Exercise goal
Print the records below exactly, omitting all pictures.

Extracted records:
* * * * *

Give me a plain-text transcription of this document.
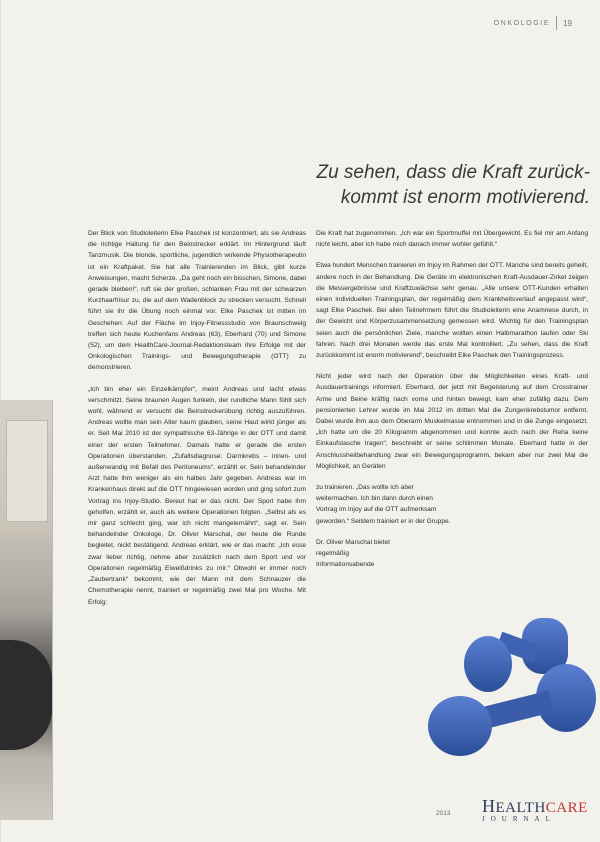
ONKOLOGIE 19
Zu sehen, dass die Kraft zurück-
kommt ist enorm motivierend.

Der Blick von Studioleiterin Elke Paschek ist konzentriert, als sie Andreas die richtige Haltung für den Beinstrecker erklärt. Im Hintergrund läuft Tanzmusik. Die blonde, sportliche, jugendlich wirkende Physiotherapeutin ist ein Kraftpaket. Sie hat alle Trainierenden im Blick, gibt kurze Anweisungen, macht Scherze. „Da geht noch ein bisschen, Simone, dabei gerade bleiben!“, ruft sie der großen, schlanken Frau mit der schwarzen Kurzhaarfrisur zu, die auf dem Wadenblock zu strecken versucht. Schnell führt sie ihr die Übung noch einmal vor. Elke Paschek ist mitten im Geschehen: Auf der Fläche im Injoy-Fitnessstudio von Braunschweig treffen sich heute Kuchenfans Andreas (63), Eberhard (70) und Simone (52), um dem HealthCare-Journal-Redaktionsteam ihre Erfolge mit der Onkologischen Trainings- und Bewegungstherapie (OTT) zu demonstrieren.

„Ich bin eher ein Einzelkämpfer“, meint Andreas und lacht etwas verschmitzt. Seine braunen Augen funkeln, der rundliche Mann fühlt sich wohl, während er versucht die Beinstreckerübung richtig auszuführen. Andreas wollte man sein Alter kaum glauben, seine Haut wirkt jünger als er. Seit Mai 2010 ist der sympathische 63-Jährige in der OTT und damit einer der ersten Teilnehmer. Damals hatte er gerade die ersten Operationen überstanden. „Zufallsdiagnose: Darmkrebs – innen- und außenwandig mit Befall des Peritoneums“, erzählt er. Sein behandelnder Arzt hatte ihm weniger als ein halbes Jahr gegeben. Andreas war im Krankenhaus direkt auf die OTT hingewiesen worden und ging sofort zum Vortrag ins Injoy-Studio. Bereut hat er das nicht. Der Sport habe ihm geholfen, erzählt er, auch als weitere Operationen folgten. „Selbst als es mir ganz schlecht ging, war ich nicht mangelernährt“, sagt er. Sein behandelnder Onkologe, Dr. Oliver Marschal, der heute die Runde begleitet, nickt bestätigend. Andreas erklärt, wie er das macht: „Ich esse zwar lieber richtig, nehme aber zusätzlich nach dem Sport und vor Operationen regelmäßig Eiweißdrinks zu mir.“ Obwohl er immer noch „Zaubertrank“ bekommt, wie der Mann mit dem Schnauzer die Chemotherapie nennt, trainiert er regelmäßig zwei Mal pro Woche. Mit Erfolg:

Die Kraft hat zugenommen. „Ich war ein Sportmuffel mit Übergewicht. Es fiel mir am Anfang nicht leicht, aber ich habe mich danach immer wohler gefühlt.“

Etwa hundert Menschen trainieren im Injoy im Rahmen der OTT. Manche sind bereits geheilt, andere noch in der Behandlung. Die Geräte im elektronischen Kraft-Ausdauer-Zirkel zeigen die Messergebnisse und Kraftzuwächse sehr genau. „Alle unsere OTT-Kunden erhalten einen individuellen Trainingsplan, der regelmäßig dem Krankheitsverlauf angepasst wird“, sagt Elke Paschek. Bei allen Teilnehmern führt die Studioleiterin eine Anamnese durch, in der Gewicht und Körperzusammensetzung gemessen wird. Wichtig für den Trainingsplan seien auch die persönlichen Ziele, manche wollten einen Halbmarathon laufen oder Ski fahren. Nach drei Monaten werde das erste Mal kontrolliert. „Zu sehen, dass die Kraft zurückkommt ist enorm motivierend“, beschreibt Elke Paschek den Trainingsprozess.

Nicht jeder wird nach der Operation über die Möglichkeiten eines Kraft- und Ausdauertrainings informiert. Eberhard, der jetzt mit Begeisterung auf dem Crosstrainer Arme und Beine kräftig nach vorne und hinten bewegt, kam eher zufällig dazu. Dem pensionierten Lehrer wurde im Mai 2012 im dritten Mal die Zungenkrebstumor entfernt. Dabei wurde ihm aus dem Oberarm Muskelmasse entnommen und in die Zunge eingesetzt. „Ich hatte um die 20 Kilogramm abgenommen und konnte auch nach der Reha keine Einkaufstasche tragen“, beschreibt er seine schlimmen Monate. Eberhard hatte in der Anschlussheilbehandlung zwar ein Bewegungsprogramm, bekam aber nur zwei Mal die Möglichkeit, an Geräten

zu trainieren. „Das wollte ich aber weitermachen. Ich bin dann durch einen Vortrag im Injoy auf die OTT aufmerksam geworden.“ Seitdem trainiert er in der Gruppe.

Dr. Oliver Marschal bietet regelmäßig Informationsabende

2013 HEALTHCARE
JOURNAL
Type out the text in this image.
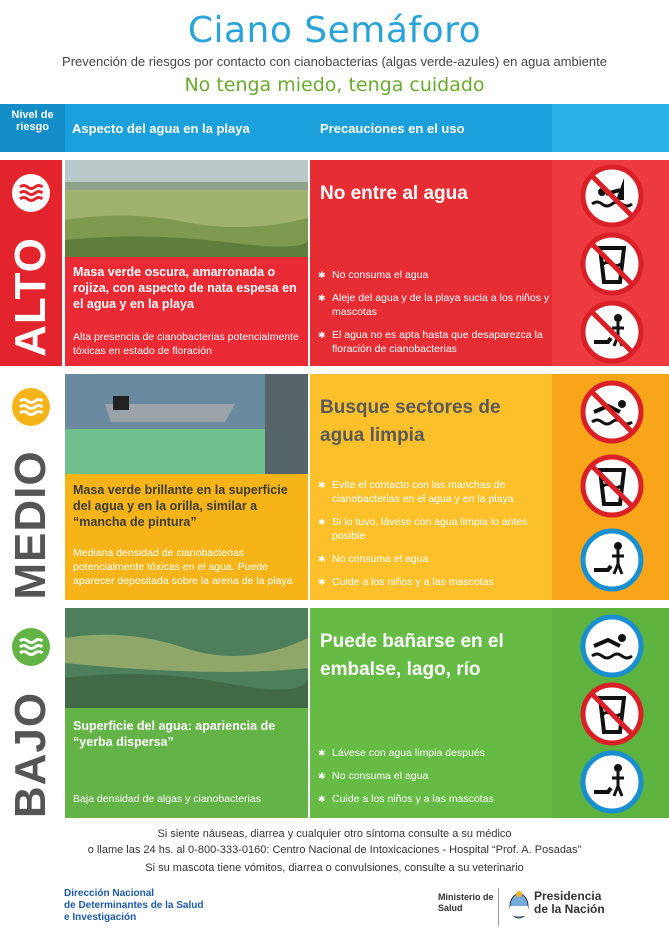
Ciano Semáforo
Prevención de riesgos por contacto con cianobacterias (algas verde-azules) en agua ambiente
No tenga miedo, tenga cuidado
Nivel de riesgo	Aspecto del agua en la playa	Precauciones en el uso
ALTO Masa verde oscura, amarronada o rojiza, con aspecto de nata espesa en el agua y en la playa
Alta presencia de cianobacterias potencialmente tóxicas en estado de floración
No entre al agua
✱ No consuma el agua
✱ Aleje del agua y de la playa sucia a los niños y mascotas
✱ El agua no es apta hasta que desaparezca la floración de cianobacterias
MEDIO Masa verde brillante en la superficie del agua y en la orilla, similar a “mancha de pintura”
Mediana densidad de cianobacterias potencialmente tóxicas en el agua. Puede aparecer depositada sobre la arena de la playa
Busque sectores de agua limpia
✱ Evite el contacto con las manchas de cianobacterias en el agua y en la playa
✱ Si lo tuvo, lávese con agua limpia lo antes posible
✱ No consuma el agua
✱ Cuide a los niños y a las mascotas
BAJO Superficie del agua: apariencia de “yerba dispersa”
Baja densidad de algas y cianobacterias
Puede bañarse en el embalse, lago, río
✱ Lávese con agua limpia después
✱ No consuma el agua
✱ Cuide a los niños y a las mascotas
Si siente náuseas, diarrea y cualquier otro síntoma consulte a su médico
o llame las 24 hs. al 0-800-333-0160: Centro Nacional de Intoxicaciones - Hospital “Prof. A. Posadas”
Si su mascota tiene vómitos, diarrea o convulsiones, consulte a su veterinario
Dirección Nacional
de Determinantes de la Salud
e Investigación
Ministerio de
Salud
Presidencia
de la Nación
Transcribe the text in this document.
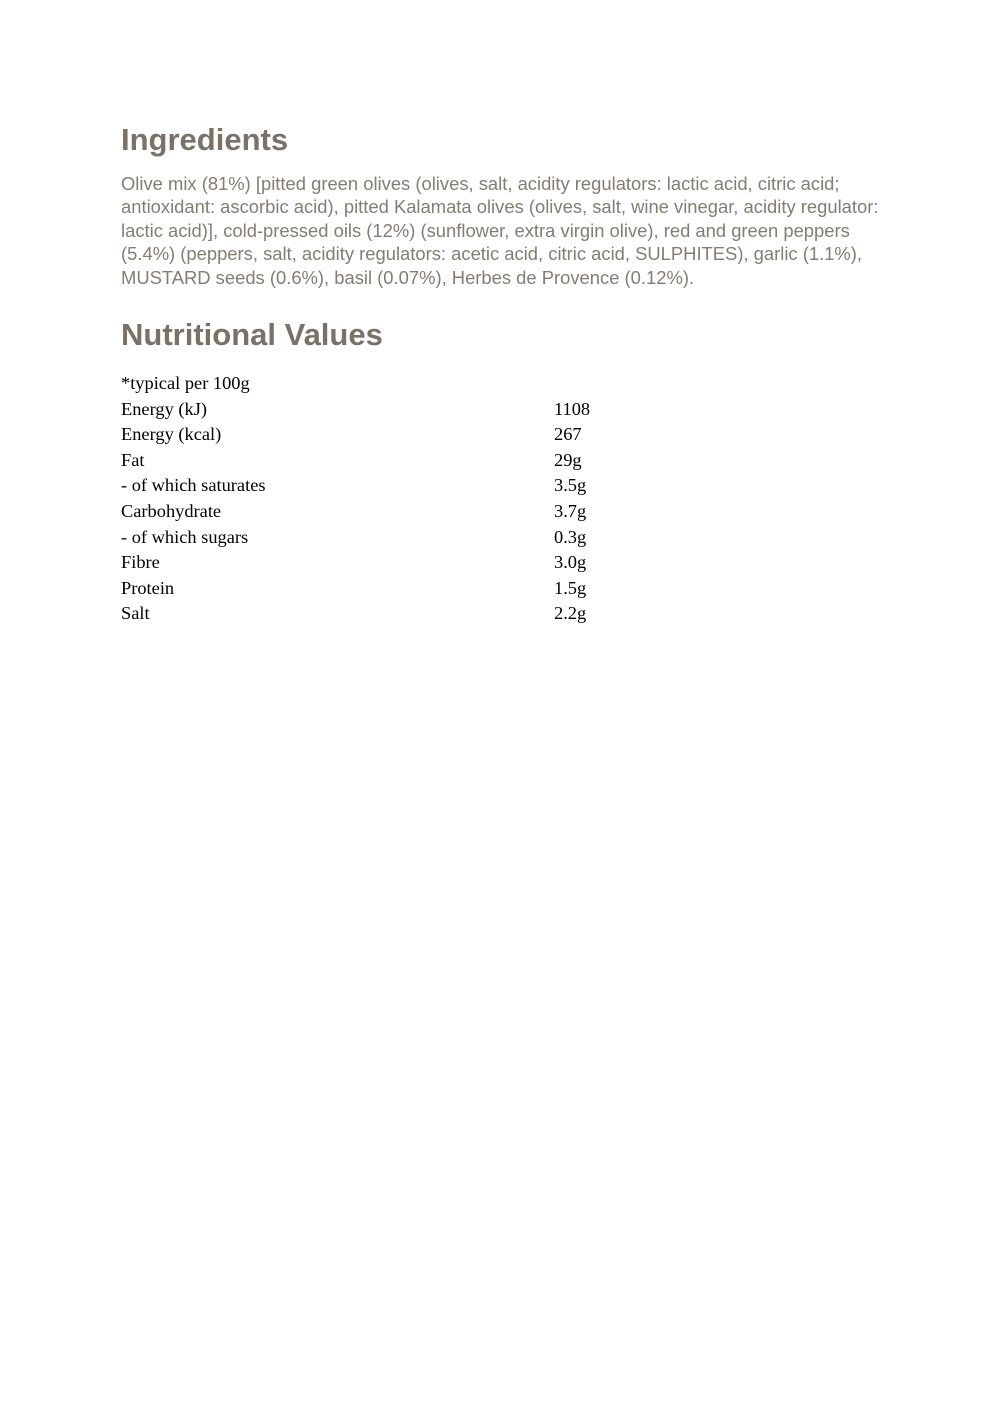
Ingredients

Olive mix (81%) [pitted green olives (olives, salt, acidity regulators: lactic acid, citric acid; antioxidant: ascorbic acid), pitted Kalamata olives (olives, salt, wine vinegar, acidity regulator: lactic acid)], cold-pressed oils (12%) (sunflower, extra virgin olive), red and green peppers (5.4%) (peppers, salt, acidity regulators: acetic acid, citric acid, SULPHITES), garlic (1.1%), MUSTARD seeds (0.6%), basil (0.07%), Herbes de Provence (0.12%).

Nutritional Values
*typical per 100g
Energy (kJ)	1108
Energy (kcal)	267
Fat	29g
- of which saturates	3.5g
Carbohydrate	3.7g
- of which sugars	0.3g
Fibre	3.0g
Protein	1.5g
Salt	2.2g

* * * * *

Output for this exercise
Give me a plain-text transcription of this document.
ONKOLOGIE 19
Zu sehen, dass die Kraft zurück-
kommt ist enorm motivierend.

Der Blick von Studioleiterin Elke Paschek ist konzentriert, als sie Andreas die richtige Haltung für den Beinstrecker erklärt. Im Hintergrund läuft Tanzmusik. Die blonde, sportliche, jugendlich wirkende Physiotherapeutin ist ein Kraftpaket. Sie hat alle Trainierenden im Blick, gibt kurze Anweisungen, macht Scherze. „Da geht noch ein bisschen, Simone, dabei gerade bleiben!“, ruft sie der großen, schlanken Frau mit der schwarzen Kurzhaarfrisur zu, die auf dem Wadenblock zu strecken versucht. Schnell führt sie ihr die Übung noch einmal vor. Elke Paschek ist mitten im Geschehen: Auf der Fläche im Injoy-Fitnessstudio von Braunschweig treffen sich heute Kuchenfans Andreas (63), Eberhard (70) und Simone (52), um dem HealthCare-Journal-Redaktionsteam ihre Erfolge mit der Onkologischen Trainings- und Bewegungstherapie (OTT) zu demonstrieren.

„Ich bin eher ein Einzelkämpfer“, meint Andreas und lacht etwas verschmitzt. Seine braunen Augen funkeln, der rundliche Mann fühlt sich wohl, während er versucht die Beinstreckerübung richtig auszuführen. Andreas wollte man sein Alter kaum glauben, seine Haut wirkt jünger als er. Seit Mai 2010 ist der sympathische 63-Jährige in der OTT und damit einer der ersten Teilnehmer. Damals hatte er gerade die ersten Operationen überstanden. „Zufallsdiagnose: Darmkrebs – innen- und außenwandig mit Befall des Peritoneums“, erzählt er. Sein behandelnder Arzt hatte ihm weniger als ein halbes Jahr gegeben. Andreas war im Krankenhaus direkt auf die OTT hingewiesen worden und ging sofort zum Vortrag ins Injoy-Studio. Bereut hat er das nicht. Der Sport habe ihm geholfen, erzählt er, auch als weitere Operationen folgten. „Selbst als es mir ganz schlecht ging, war ich nicht mangelernährt“, sagt er. Sein behandelnder Onkologe, Dr. Oliver Marschal, der heute die Runde begleitet, nickt bestätigend. Andreas erklärt, wie er das macht: „Ich esse zwar lieber richtig, nehme aber zusätzlich nach dem Sport und vor Operationen regelmäßig Eiweißdrinks zu mir.“ Obwohl er immer noch „Zaubertrank“ bekommt, wie der Mann mit dem Schnauzer die Chemotherapie nennt, trainiert er regelmäßig zwei Mal pro Woche. Mit Erfolg:

Die Kraft hat zugenommen. „Ich war ein Sportmuffel mit Übergewicht. Es fiel mir am Anfang nicht leicht, aber ich habe mich danach immer wohler gefühlt.“

Etwa hundert Menschen trainieren im Injoy im Rahmen der OTT. Manche sind bereits geheilt, andere noch in der Behandlung. Die Geräte im elektronischen Kraft-Ausdauer-Zirkel zeigen die Messergebnisse und Kraftzuwächse sehr genau. „Alle unsere OTT-Kunden erhalten einen individuellen Trainingsplan, der regelmäßig dem Krankheitsverlauf angepasst wird“, sagt Elke Paschek. Bei allen Teilnehmern führt die Studioleiterin eine Anamnese durch, in der Gewicht und Körperzusammensetzung gemessen wird. Wichtig für den Trainingsplan seien auch die persönlichen Ziele, manche wollten einen Halbmarathon laufen oder Ski fahren. Nach drei Monaten werde das erste Mal kontrolliert. „Zu sehen, dass die Kraft zurückkommt ist enorm motivierend“, beschreibt Elke Paschek den Trainingsprozess.

Nicht jeder wird nach der Operation über die Möglichkeiten eines Kraft- und Ausdauertrainings informiert. Eberhard, der jetzt mit Begeisterung auf dem Crosstrainer Arme und Beine kräftig nach vorne und hinten bewegt, kam eher zufällig dazu. Dem pensionierten Lehrer wurde im Mai 2012 im dritten Mal die Zungenkrebstumor entfernt. Dabei wurde ihm aus dem Oberarm Muskelmasse entnommen und in die Zunge eingesetzt. „Ich hatte um die 20 Kilogramm abgenommen und konnte auch nach der Reha keine Einkaufstasche tragen“, beschreibt er seine schlimmen Monate. Eberhard hatte in der Anschlussheilbehandlung zwar ein Bewegungsprogramm, bekam aber nur zwei Mal die Möglichkeit, an Geräten

zu trainieren. „Das wollte ich aber weitermachen. Ich bin dann durch einen Vortrag im Injoy auf die OTT aufmerksam geworden.“ Seitdem trainiert er in der Gruppe.

Dr. Oliver Marschal bietet regelmäßig Informationsabende

2013 HEALTHCARE
JOURNAL
Type out the text in this image.
Ciano Semáforo
Prevención de riesgos por contacto con cianobacterias (algas verde-azules) en agua ambiente
No tenga miedo, tenga cuidado
Nivel de riesgo	Aspecto del agua en la playa	Precauciones en el uso
ALTO Masa verde oscura, amarronada o rojiza, con aspecto de nata espesa en el agua y en la playa
Alta presencia de cianobacterias potencialmente tóxicas en estado de floración
No entre al agua
✱ No consuma el agua
✱ Aleje del agua y de la playa sucia a los niños y mascotas
✱ El agua no es apta hasta que desaparezca la floración de cianobacterias
MEDIO Masa verde brillante en la superficie del agua y en la orilla, similar a “mancha de pintura”
Mediana densidad de cianobacterias potencialmente tóxicas en el agua. Puede aparecer depositada sobre la arena de la playa
Busque sectores de agua limpia
✱ Evite el contacto con las manchas de cianobacterias en el agua y en la playa
✱ Si lo tuvo, lávese con agua limpia lo antes posible
✱ No consuma el agua
✱ Cuide a los niños y a las mascotas
BAJO Superficie del agua: apariencia de “yerba dispersa”
Baja densidad de algas y cianobacterias
Puede bañarse en el embalse, lago, río
✱ Lávese con agua limpia después
✱ No consuma el agua
✱ Cuide a los niños y a las mascotas
Si siente náuseas, diarrea y cualquier otro síntoma consulte a su médico
o llame las 24 hs. al 0-800-333-0160: Centro Nacional de Intoxicaciones - Hospital “Prof. A. Posadas”
Si su mascota tiene vómitos, diarrea o convulsiones, consulte a su veterinario
Dirección Nacional
de Determinantes de la Salud
e Investigación
Ministerio de
Salud
Presidencia
de la Nación
Transcribe the text in this document.
Ingredients

Olive mix (81%) [pitted green olives (olives, salt, acidity regulators: lactic acid, citric acid; antioxidant: ascorbic acid), pitted Kalamata olives (olives, salt, wine vinegar, acidity regulator: lactic acid)], cold-pressed oils (12%) (sunflower, extra virgin olive), red and green peppers (5.4%) (peppers, salt, acidity regulators: acetic acid, citric acid, SULPHITES), garlic (1.1%), MUSTARD seeds (0.6%), basil (0.07%), Herbes de Provence (0.12%).

Nutritional Values
*typical per 100g
Energy (kJ)	1108
Energy (kcal)	267
Fat	29g
- of which saturates	3.5g
Carbohydrate	3.7g
- of which sugars	0.3g
Fibre	3.0g
Protein	1.5g
Salt	2.2g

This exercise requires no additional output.